[Lines of data]
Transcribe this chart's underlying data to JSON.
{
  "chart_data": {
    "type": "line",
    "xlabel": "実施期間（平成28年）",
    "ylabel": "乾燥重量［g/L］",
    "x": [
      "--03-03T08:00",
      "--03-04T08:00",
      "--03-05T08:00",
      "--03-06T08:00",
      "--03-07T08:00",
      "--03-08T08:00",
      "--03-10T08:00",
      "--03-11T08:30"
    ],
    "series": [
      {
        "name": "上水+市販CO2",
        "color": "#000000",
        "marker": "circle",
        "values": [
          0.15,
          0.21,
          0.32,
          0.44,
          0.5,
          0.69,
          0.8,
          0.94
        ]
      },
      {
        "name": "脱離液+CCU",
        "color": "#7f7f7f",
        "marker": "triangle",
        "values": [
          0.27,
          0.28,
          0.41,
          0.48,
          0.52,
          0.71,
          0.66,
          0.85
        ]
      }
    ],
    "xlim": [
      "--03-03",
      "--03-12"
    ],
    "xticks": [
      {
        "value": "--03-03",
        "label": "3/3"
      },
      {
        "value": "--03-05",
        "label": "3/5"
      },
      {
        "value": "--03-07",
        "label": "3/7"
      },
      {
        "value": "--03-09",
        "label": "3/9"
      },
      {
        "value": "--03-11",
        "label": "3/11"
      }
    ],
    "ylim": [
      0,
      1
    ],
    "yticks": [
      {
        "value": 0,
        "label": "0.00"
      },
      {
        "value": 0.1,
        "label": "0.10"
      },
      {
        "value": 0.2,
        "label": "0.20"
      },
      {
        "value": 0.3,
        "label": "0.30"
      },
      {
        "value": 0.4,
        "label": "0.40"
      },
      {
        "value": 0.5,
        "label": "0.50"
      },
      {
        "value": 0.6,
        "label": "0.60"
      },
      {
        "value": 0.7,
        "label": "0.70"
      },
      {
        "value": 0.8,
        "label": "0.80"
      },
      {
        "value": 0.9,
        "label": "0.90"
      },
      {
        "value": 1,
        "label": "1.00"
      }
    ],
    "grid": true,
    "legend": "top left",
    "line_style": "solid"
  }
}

--

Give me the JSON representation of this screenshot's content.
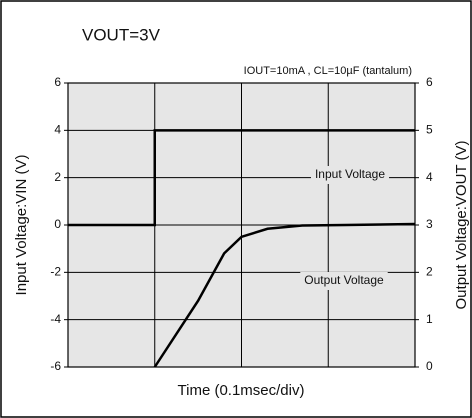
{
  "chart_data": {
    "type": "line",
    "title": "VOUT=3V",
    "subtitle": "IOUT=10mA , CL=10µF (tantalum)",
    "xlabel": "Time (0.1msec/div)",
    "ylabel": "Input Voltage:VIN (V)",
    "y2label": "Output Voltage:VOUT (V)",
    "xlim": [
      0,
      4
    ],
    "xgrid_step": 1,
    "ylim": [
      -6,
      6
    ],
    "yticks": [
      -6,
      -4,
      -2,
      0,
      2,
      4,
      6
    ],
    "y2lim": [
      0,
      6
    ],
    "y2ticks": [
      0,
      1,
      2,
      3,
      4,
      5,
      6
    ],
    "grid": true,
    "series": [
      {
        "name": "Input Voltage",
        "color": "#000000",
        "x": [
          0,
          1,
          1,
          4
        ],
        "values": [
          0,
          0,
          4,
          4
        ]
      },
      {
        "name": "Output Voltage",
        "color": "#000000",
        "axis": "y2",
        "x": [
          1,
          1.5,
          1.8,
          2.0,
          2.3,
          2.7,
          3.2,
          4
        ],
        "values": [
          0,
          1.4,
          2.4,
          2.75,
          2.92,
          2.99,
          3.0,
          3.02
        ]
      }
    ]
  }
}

» **Task instructions**: Locate the lines above that hold the word "ylabel". Show every one of them.

» **Exercise output**:
    "ylabel": "乾燥重量［g/L］",
    "ylabel": "Input Voltage:VIN (V)",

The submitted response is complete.